**Goal**
Make an exact copy of each entry, leaving out every picture.

(Recorded data)
--

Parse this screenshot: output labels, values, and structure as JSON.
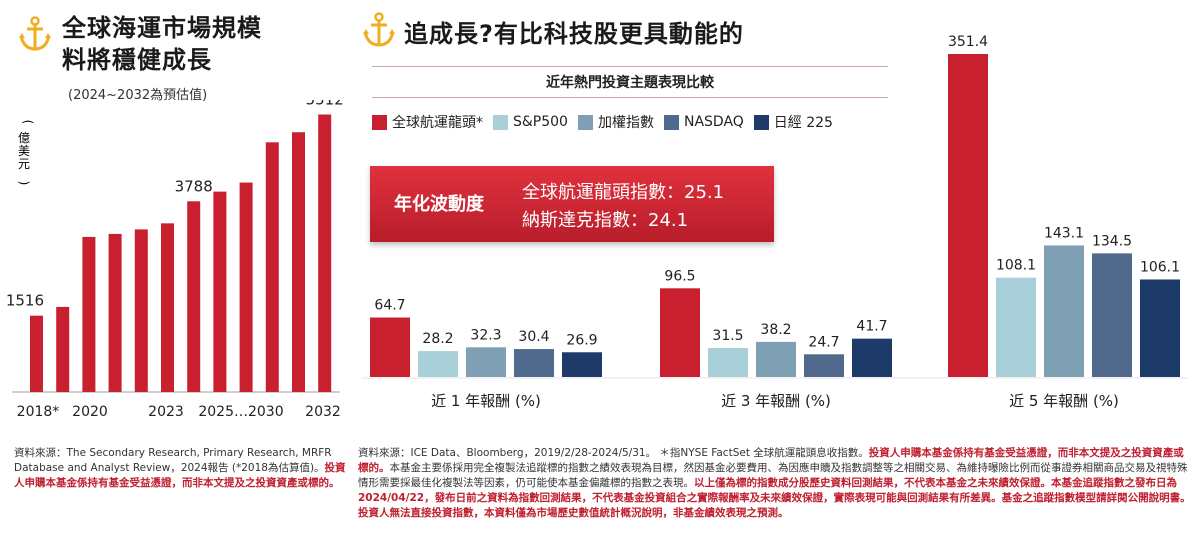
{
  "left_panel": {
    "title_line1": "全球海運市場規模",
    "title_line2": "料將穩健成長",
    "subtitle": "(2024~2032為預估值)",
    "unit_label": "(億美元)",
    "icon": "anchor-icon"
  },
  "right_panel": {
    "title": "追成長?有比科技股更具動能的",
    "chart_title": "近年熱門投資主題表現比較",
    "icon": "anchor-icon",
    "volatility_box": {
      "label": "年化波動度",
      "line1": "全球航運龍頭指數：25.1",
      "line2": "納斯達克指數：24.1"
    }
  },
  "colors": {
    "red": "#c8202f",
    "sp500": "#a9d0d8",
    "taiex": "#7f9fb4",
    "nasdaq": "#4f6a8c",
    "nikkei": "#1e3a68",
    "accent_gold": "#f0ad1d"
  },
  "chart_data": [
    {
      "type": "bar",
      "ylabel": "(億美元)",
      "categories": [
        "2018*",
        "2019",
        "2020",
        "2021",
        "2022",
        "2023",
        "2024",
        "2025",
        "…",
        "2030",
        "2031",
        "2032"
      ],
      "x_tick_labels": [
        "2018*",
        "2020",
        "2023",
        "2025…2030",
        "2032"
      ],
      "values": [
        1516,
        1690,
        3080,
        3140,
        3230,
        3350,
        3788,
        3980,
        4160,
        4960,
        5160,
        5512
      ],
      "data_labels": {
        "0": "1516",
        "6": "3788",
        "11": "5512"
      },
      "ylim": [
        0,
        5800
      ],
      "color": "#c8202f"
    },
    {
      "type": "bar",
      "title": "近年熱門投資主題表現比較",
      "categories": [
        "近 1 年報酬 (%)",
        "近 3 年報酬 (%)",
        "近 5 年報酬 (%)"
      ],
      "series": [
        {
          "name": "全球航運龍頭*",
          "color": "#c8202f",
          "values": [
            64.7,
            96.5,
            351.4
          ]
        },
        {
          "name": "S&P500",
          "color": "#a9d0d8",
          "values": [
            28.2,
            31.5,
            108.1
          ]
        },
        {
          "name": "加權指數",
          "color": "#7f9fb4",
          "values": [
            32.3,
            38.2,
            143.1
          ]
        },
        {
          "name": "NASDAQ",
          "color": "#4f6a8c",
          "values": [
            30.4,
            24.7,
            134.5
          ]
        },
        {
          "name": "日經 225",
          "color": "#1e3a68",
          "values": [
            26.9,
            41.7,
            106.1
          ]
        }
      ],
      "ylim": [
        0,
        360
      ]
    }
  ],
  "footnotes": {
    "left_normal": "資料來源：The Secondary Research, Primary Research, MRFR Database and Analyst Review，2024報告 (*2018為估算值)。",
    "left_red": "投資人申購本基金係持有基金受益憑證，而非本文提及之投資資產或標的。",
    "right_parts": [
      {
        "text": "資料來源：ICE Data、Bloomberg，2019/2/28-2024/5/31。  ＊指NYSE FactSet 全球航運龍頭息收指數。",
        "red": false
      },
      {
        "text": "投資人申購本基金係持有基金受益憑證，而非本文提及之投資資產或標的。",
        "red": true
      },
      {
        "text": "本基金主要係採用完全複製法追蹤標的指數之績效表現為目標，然因基金必要費用、為因應申贖及指數調整等之相關交易、為維持曝險比例而從事證券相關商品交易及視特殊情形需要採最佳化複製法等因素，仍可能使本基金偏離標的指數之表現。",
        "red": false
      },
      {
        "text": "以上僅為標的指數成分股歷史資料回測結果，不代表本基金之未來績效保證。本基金追蹤指數之發布日為2024/04/22，發布日前之資料為指數回測結果，不代表基金投資組合之實際報酬率及未來績效保證，實際表現可能與回測結果有所差異。基金之追蹤指數模型請詳閱公開說明書。投資人無法直接投資指數，本資料僅為市場歷史數值統計概況說明，非基金績效表現之預測。",
        "red": true
      }
    ]
  }
}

--

**Exercise result**
Parse this screenshot: output labels, values, and structure as JSON.
{
  "left_panel": {
    "title_line1": "全球海運市場規模",
    "title_line2": "料將穩健成長",
    "subtitle": "(2024~2032為預估值)",
    "unit_label": "(億美元)",
    "icon": "anchor-icon"
  },
  "right_panel": {
    "title": "追成長?有比科技股更具動能的",
    "chart_title": "近年熱門投資主題表現比較",
    "icon": "anchor-icon",
    "volatility_box": {
      "label": "年化波動度",
      "line1": "全球航運龍頭指數：25.1",
      "line2": "納斯達克指數：24.1"
    }
  },
  "colors": {
    "red": "#c8202f",
    "sp500": "#a9d0d8",
    "taiex": "#7f9fb4",
    "nasdaq": "#4f6a8c",
    "nikkei": "#1e3a68",
    "accent_gold": "#f0ad1d"
  },
  "chart_data": [
    {
      "type": "bar",
      "ylabel": "(億美元)",
      "categories": [
        "2018*",
        "2019",
        "2020",
        "2021",
        "2022",
        "2023",
        "2024",
        "2025",
        "…",
        "2030",
        "2031",
        "2032"
      ],
      "x_tick_labels": [
        "2018*",
        "2020",
        "2023",
        "2025…2030",
        "2032"
      ],
      "values": [
        1516,
        1690,
        3080,
        3140,
        3230,
        3350,
        3788,
        3980,
        4160,
        4960,
        5160,
        5512
      ],
      "data_labels": {
        "0": "1516",
        "6": "3788",
        "11": "5512"
      },
      "ylim": [
        0,
        5800
      ],
      "color": "#c8202f"
    },
    {
      "type": "bar",
      "title": "近年熱門投資主題表現比較",
      "categories": [
        "近 1 年報酬 (%)",
        "近 3 年報酬 (%)",
        "近 5 年報酬 (%)"
      ],
      "series": [
        {
          "name": "全球航運龍頭*",
          "color": "#c8202f",
          "values": [
            64.7,
            96.5,
            351.4
          ]
        },
        {
          "name": "S&P500",
          "color": "#a9d0d8",
          "values": [
            28.2,
            31.5,
            108.1
          ]
        },
        {
          "name": "加權指數",
          "color": "#7f9fb4",
          "values": [
            32.3,
            38.2,
            143.1
          ]
        },
        {
          "name": "NASDAQ",
          "color": "#4f6a8c",
          "values": [
            30.4,
            24.7,
            134.5
          ]
        },
        {
          "name": "日經 225",
          "color": "#1e3a68",
          "values": [
            26.9,
            41.7,
            106.1
          ]
        }
      ],
      "ylim": [
        0,
        360
      ]
    }
  ],
  "footnotes": {
    "left_normal": "資料來源：The Secondary Research, Primary Research, MRFR Database and Analyst Review，2024報告 (*2018為估算值)。",
    "left_red": "投資人申購本基金係持有基金受益憑證，而非本文提及之投資資產或標的。",
    "right_parts": [
      {
        "text": "資料來源：ICE Data、Bloomberg，2019/2/28-2024/5/31。  ＊指NYSE FactSet 全球航運龍頭息收指數。",
        "red": false
      },
      {
        "text": "投資人申購本基金係持有基金受益憑證，而非本文提及之投資資產或標的。",
        "red": true
      },
      {
        "text": "本基金主要係採用完全複製法追蹤標的指數之績效表現為目標，然因基金必要費用、為因應申贖及指數調整等之相關交易、為維持曝險比例而從事證券相關商品交易及視特殊情形需要採最佳化複製法等因素，仍可能使本基金偏離標的指數之表現。",
        "red": false
      },
      {
        "text": "以上僅為標的指數成分股歷史資料回測結果，不代表本基金之未來績效保證。本基金追蹤指數之發布日為2024/04/22，發布日前之資料為指數回測結果，不代表基金投資組合之實際報酬率及未來績效保證，實際表現可能與回測結果有所差異。基金之追蹤指數模型請詳閱公開說明書。投資人無法直接投資指數，本資料僅為市場歷史數值統計概況說明，非基金績效表現之預測。",
        "red": true
      }
    ]
  }
}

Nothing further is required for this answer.